§ Exercise instructions: All the records that follow need to be reproduced exactly. Omit the images.

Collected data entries
--------------------------------

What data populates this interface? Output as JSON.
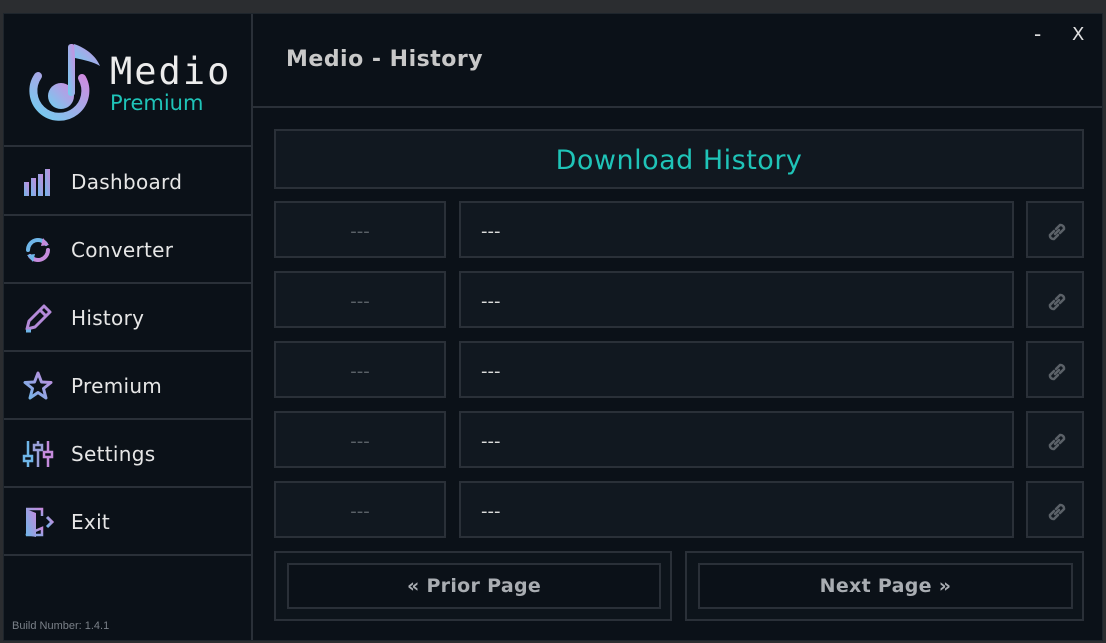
{
  "app": {
    "name": "Medio",
    "edition": "Premium",
    "build_label": "Build Number: 1.4.1"
  },
  "window": {
    "title": "Medio - History",
    "minimize_label": "-",
    "close_label": "X"
  },
  "sidebar": {
    "items": [
      {
        "label": "Dashboard",
        "icon": "bar-chart-icon"
      },
      {
        "label": "Converter",
        "icon": "refresh-icon"
      },
      {
        "label": "History",
        "icon": "pencil-icon"
      },
      {
        "label": "Premium",
        "icon": "star-icon"
      },
      {
        "label": "Settings",
        "icon": "sliders-icon"
      },
      {
        "label": "Exit",
        "icon": "exit-door-icon"
      }
    ]
  },
  "main": {
    "heading": "Download History",
    "rows": [
      {
        "date": "---",
        "name": "---",
        "link_icon": "link-icon"
      },
      {
        "date": "---",
        "name": "---",
        "link_icon": "link-icon"
      },
      {
        "date": "---",
        "name": "---",
        "link_icon": "link-icon"
      },
      {
        "date": "---",
        "name": "---",
        "link_icon": "link-icon"
      },
      {
        "date": "---",
        "name": "---",
        "link_icon": "link-icon"
      }
    ],
    "prior_label": "« Prior Page",
    "next_label": "Next Page »"
  },
  "colors": {
    "accent": "#1fc4b8",
    "background": "#0b1118",
    "panel": "#111820",
    "border": "#2a3038",
    "icon_gradient_start": "#6fb6e8",
    "icon_gradient_end": "#c58bdc"
  }
}
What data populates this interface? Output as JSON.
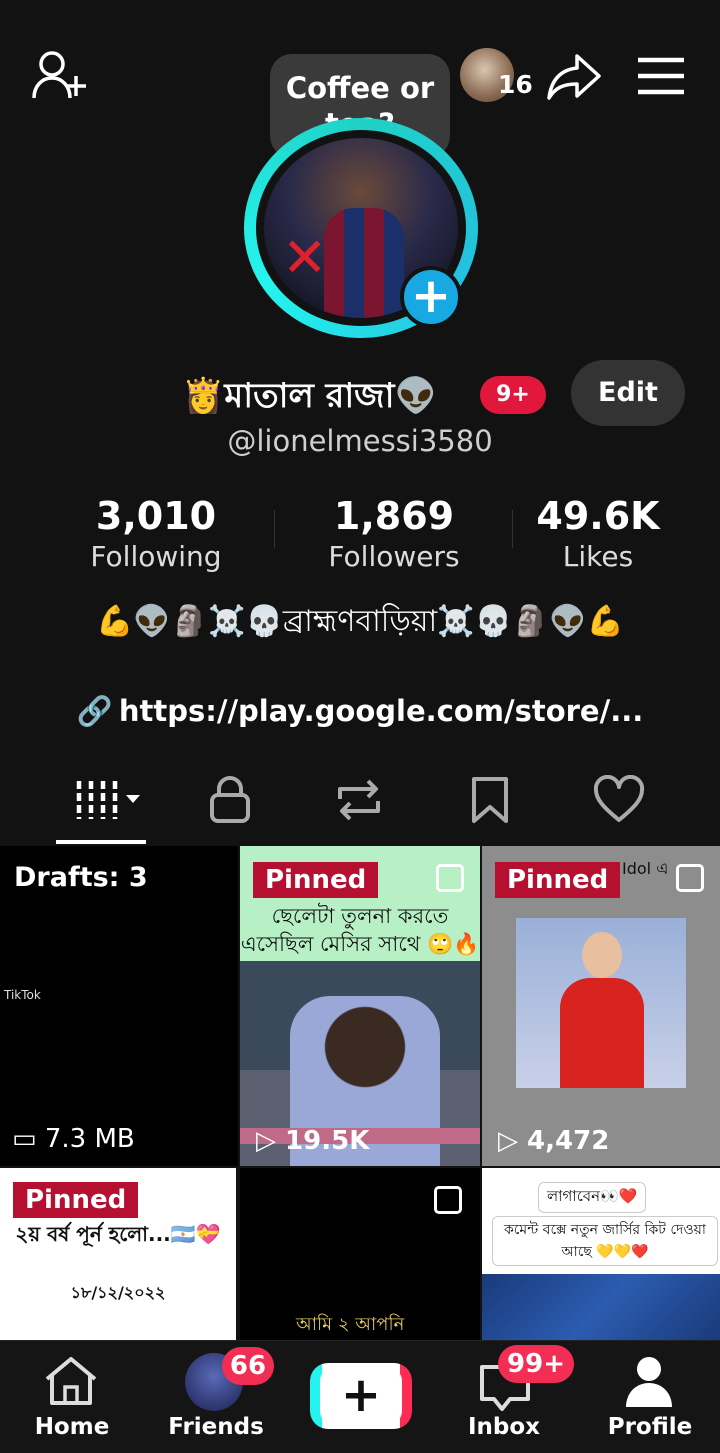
{
  "top_bar": {
    "coffee_prompt": "Coffee or tea?",
    "notification_count": "16"
  },
  "profile": {
    "nickname": "👸মাতাল রাজা👽",
    "badge": "9+",
    "edit_label": "Edit",
    "username": "@lionelmessi3580",
    "stats": [
      {
        "value": "3,010",
        "label": "Following"
      },
      {
        "value": "1,869",
        "label": "Followers"
      },
      {
        "value": "49.6K",
        "label": "Likes"
      }
    ],
    "bio": "💪👽🗿☠️💀ব্রাহ্মণবাড়িয়া☠️💀🗿👽💪",
    "link": "https://play.google.com/store/..."
  },
  "grid": {
    "drafts_label": "Drafts: 3",
    "drafts_size": "7.3 MB",
    "tiktok_mark": "TikTok",
    "pinned_label": "Pinned",
    "video2_caption": "ছেলেটা তুলনা করতে এসেছিল মেসির সাথে 🙄🔥",
    "video2_views": "19.5K",
    "video3_top": "Idol এ",
    "video3_views": "4,472",
    "video4_caption": "২য় বর্ষ পূর্ন হলো...🇦🇷💝",
    "video4_date": "১৮/১২/২০২২",
    "video5_caption": "আমি ২ আপনি",
    "video6_line1": "লাগাবেন👀❤️",
    "video6_line2": "কমেন্ট বক্সে নতুন জার্সির কিট দেওয়া আছে 💛💛❤️"
  },
  "bottom_nav": {
    "home": "Home",
    "friends": "Friends",
    "friends_badge": "66",
    "inbox": "Inbox",
    "inbox_badge": "99+",
    "profile": "Profile"
  },
  "colors": {
    "background": "#121212",
    "accent_red": "#e1183c",
    "ring_cyan": "#25f4ee",
    "pinned_red": "#b5102f"
  }
}
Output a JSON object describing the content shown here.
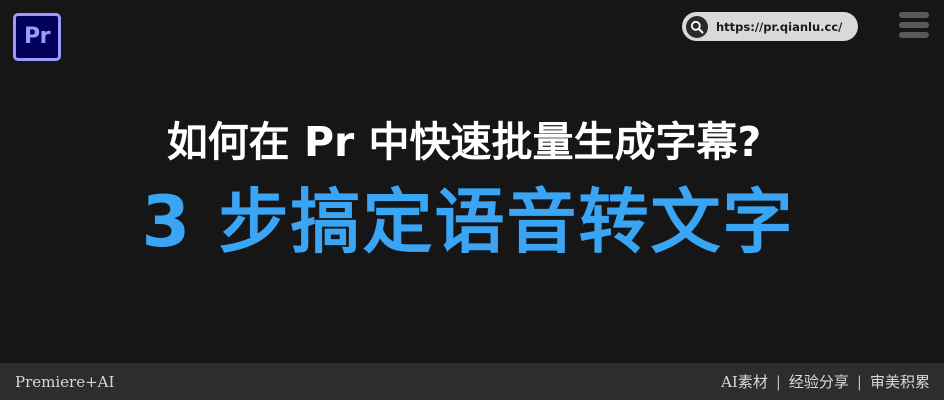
{
  "header": {
    "app_logo_text": "Pr",
    "url_text": "https://pr.qianlu.cc/"
  },
  "headline": {
    "line1": "如何在 Pr 中快速批量生成字幕?",
    "line2": "3 步搞定语音转文字"
  },
  "footer": {
    "left_label": "Premiere+AI",
    "tags": [
      "AI素材",
      "经验分享",
      "审美积累"
    ],
    "separator": "|"
  },
  "colors": {
    "background": "#161616",
    "headline_primary": "#ffffff",
    "headline_accent": "#3aa5f4",
    "footer_background": "#2d2d2d",
    "logo_fill": "#00005b",
    "logo_accent": "#9b9bff"
  },
  "icons": {
    "search": "search-icon",
    "menu": "hamburger-menu-icon"
  }
}
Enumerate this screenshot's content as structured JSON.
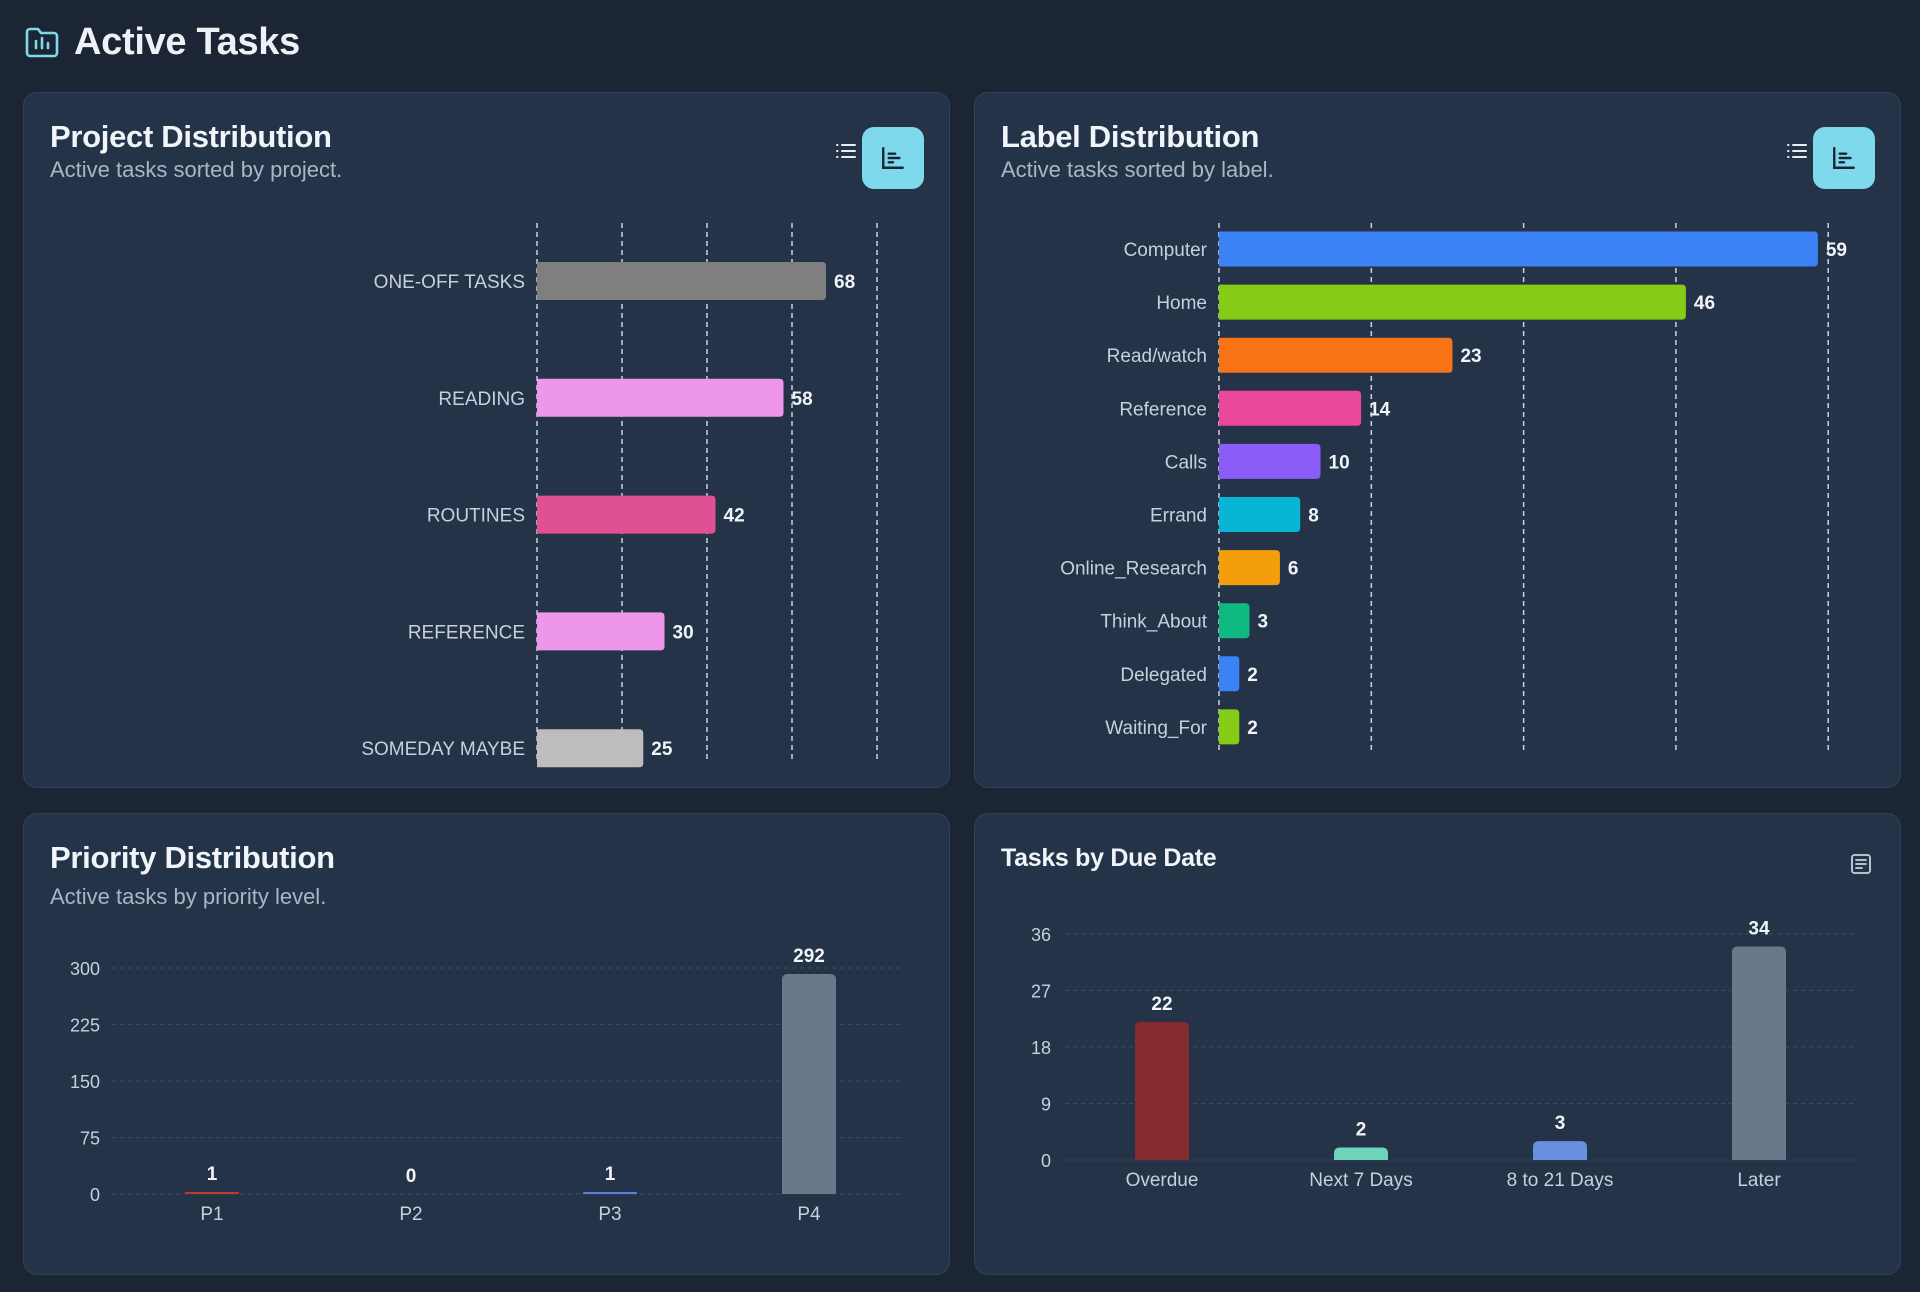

--------------------------------

§ Response to the task:
What data populates this interface? Output as JSON.
{
  "app": {
    "name": "Medio",
    "edition": "Premium",
    "build_label": "Build Number: 1.4.1"
  },
  "window": {
    "title": "Medio - History",
    "minimize_label": "-",
    "close_label": "X"
  },
  "sidebar": {
    "items": [
      {
        "label": "Dashboard",
        "icon": "bar-chart-icon"
      },
      {
        "label": "Converter",
        "icon": "refresh-icon"
      },
      {
        "label": "History",
        "icon": "pencil-icon"
      },
      {
        "label": "Premium",
        "icon": "star-icon"
      },
      {
        "label": "Settings",
        "icon": "sliders-icon"
      },
      {
        "label": "Exit",
        "icon": "exit-door-icon"
      }
    ]
  },
  "main": {
    "heading": "Download History",
    "rows": [
      {
        "date": "---",
        "name": "---",
        "link_icon": "link-icon"
      },
      {
        "date": "---",
        "name": "---",
        "link_icon": "link-icon"
      },
      {
        "date": "---",
        "name": "---",
        "link_icon": "link-icon"
      },
      {
        "date": "---",
        "name": "---",
        "link_icon": "link-icon"
      },
      {
        "date": "---",
        "name": "---",
        "link_icon": "link-icon"
      }
    ],
    "prior_label": "« Prior Page",
    "next_label": "Next Page »"
  },
  "colors": {
    "accent": "#1fc4b8",
    "background": "#0b1118",
    "panel": "#111820",
    "border": "#2a3038",
    "icon_gradient_start": "#6fb6e8",
    "icon_gradient_end": "#c58bdc"
  }
}
What data populates this interface? Output as JSON.
{
  "top_bar": {
    "coffee_prompt": "Coffee or tea?",
    "notification_count": "16"
  },
  "profile": {
    "nickname": "👸মাতাল রাজা👽",
    "badge": "9+",
    "edit_label": "Edit",
    "username": "@lionelmessi3580",
    "stats": [
      {
        "value": "3,010",
        "label": "Following"
      },
      {
        "value": "1,869",
        "label": "Followers"
      },
      {
        "value": "49.6K",
        "label": "Likes"
      }
    ],
    "bio": "💪👽🗿☠️💀ব্রাহ্মণবাড়িয়া☠️💀🗿👽💪",
    "link": "https://play.google.com/store/..."
  },
  "grid": {
    "drafts_label": "Drafts: 3",
    "drafts_size": "7.3 MB",
    "tiktok_mark": "TikTok",
    "pinned_label": "Pinned",
    "video2_caption": "ছেলেটা তুলনা করতে এসেছিল মেসির সাথে 🙄🔥",
    "video2_views": "19.5K",
    "video3_top": "Idol এ",
    "video3_views": "4,472",
    "video4_caption": "২য় বর্ষ পূর্ন হলো...🇦🇷💝",
    "video4_date": "১৮/১২/২০২২",
    "video5_caption": "আমি ২ আপনি",
    "video6_line1": "লাগাবেন👀❤️",
    "video6_line2": "কমেন্ট বক্সে নতুন জার্সির কিট দেওয়া আছে 💛💛❤️"
  },
  "bottom_nav": {
    "home": "Home",
    "friends": "Friends",
    "friends_badge": "66",
    "inbox": "Inbox",
    "inbox_badge": "99+",
    "profile": "Profile"
  },
  "colors": {
    "background": "#121212",
    "accent_red": "#e1183c",
    "ring_cyan": "#25f4ee",
    "pinned_red": "#b5102f"
  }
}
Output a JSON object describing the content shown here.
{
  "header": {
    "app_logo_text": "Pr",
    "url_text": "https://pr.qianlu.cc/"
  },
  "headline": {
    "line1": "如何在 Pr 中快速批量生成字幕?",
    "line2": "3 步搞定语音转文字"
  },
  "footer": {
    "left_label": "Premiere+AI",
    "tags": [
      "AI素材",
      "经验分享",
      "审美积累"
    ],
    "separator": "|"
  },
  "colors": {
    "background": "#161616",
    "headline_primary": "#ffffff",
    "headline_accent": "#3aa5f4",
    "footer_background": "#2d2d2d",
    "logo_fill": "#00005b",
    "logo_accent": "#9b9bff"
  },
  "icons": {
    "search": "search-icon",
    "menu": "hamburger-menu-icon"
  }
}
Enumerate this screenshot's content as structured JSON.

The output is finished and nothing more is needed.